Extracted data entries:
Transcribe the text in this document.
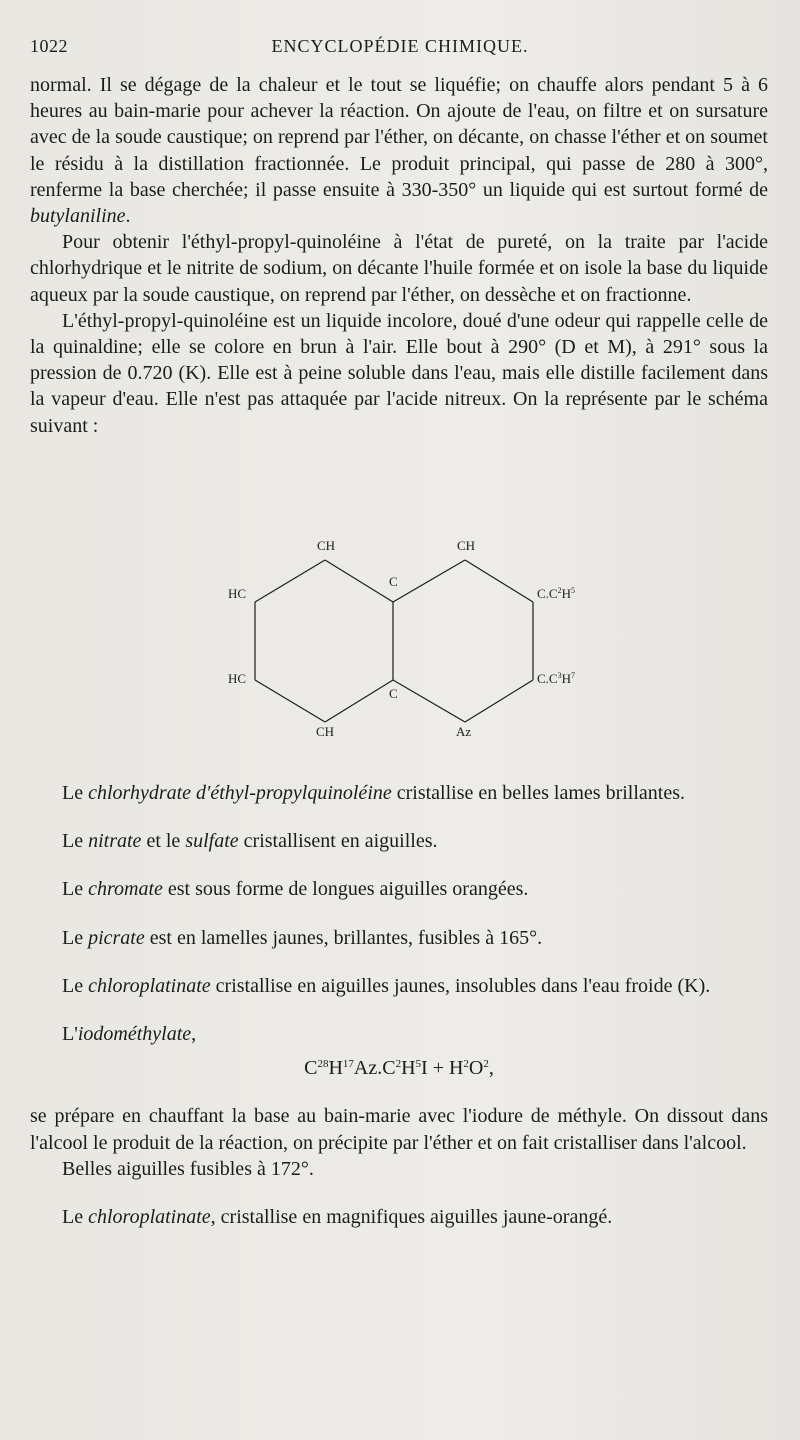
1022	ENCYCLOPÉDIE CHIMIQUE.

normal. Il se dégage de la chaleur et le tout se liquéfie; on chauffe alors pendant 5 à 6 heures au bain-marie pour achever la réaction. On ajoute de l'eau, on filtre et on sursature avec de la soude caustique; on reprend par l'éther, on décante, on chasse l'éther et on soumet le résidu à la distillation fractionnée. Le produit principal, qui passe de 280 à 300°, renferme la base cherchée; il passe ensuite à 330-350° un liquide qui est surtout formé de butylaniline.

Pour obtenir l'éthyl-propyl-quinoléine à l'état de pureté, on la traite par l'acide chlorhydrique et le nitrite de sodium, on décante l'huile formée et on isole la base du liquide aqueux par la soude caustique, on reprend par l'éther, on dessèche et on fractionne.

L'éthyl-propyl-quinoléine est un liquide incolore, doué d'une odeur qui rappelle celle de la quinaldine; elle se colore en brun à l'air. Elle bout à 290° (D et M), à 291° sous la pression de 0.720 (K). Elle est à peine soluble dans l'eau, mais elle distille facilement dans la vapeur d'eau. Elle n'est pas attaquée par l'acide nitreux. On la représente par le schéma suivant :

CH	CH
C
HC	$C.C^2H^5$
HC	$C.C^3H^7$
C
CH	Az

Le chlorhydrate d'éthyl-propylquinoléine cristallise en belles lames brillantes.

Le nitrate et le sulfate cristallisent en aiguilles.

Le chromate est sous forme de longues aiguilles orangées.

Le picrate est en lamelles jaunes, brillantes, fusibles à 165°.

Le chloroplatinate cristallise en aiguilles jaunes, insolubles dans l'eau froide (K).

L'iodométhylate,

$C^{28}H^{17}Az.C^2H^5I + H^2O^2$,

se prépare en chauffant la base au bain-marie avec l'iodure de méthyle. On dissout dans l'alcool le produit de la réaction, on précipite par l'éther et on fait cristalliser dans l'alcool.

Belles aiguilles fusibles à 172°.

Le chloroplatinate, cristallise en magnifiques aiguilles jaune-orangé.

Task statement: From the records given above, copy all lines containing "brillantes".

Solution below:
Le chlorhydrate d'éthyl-propylquinoléine cristallise en belles lames brillantes.
Le picrate est en lamelles jaunes, brillantes, fusibles à 165°.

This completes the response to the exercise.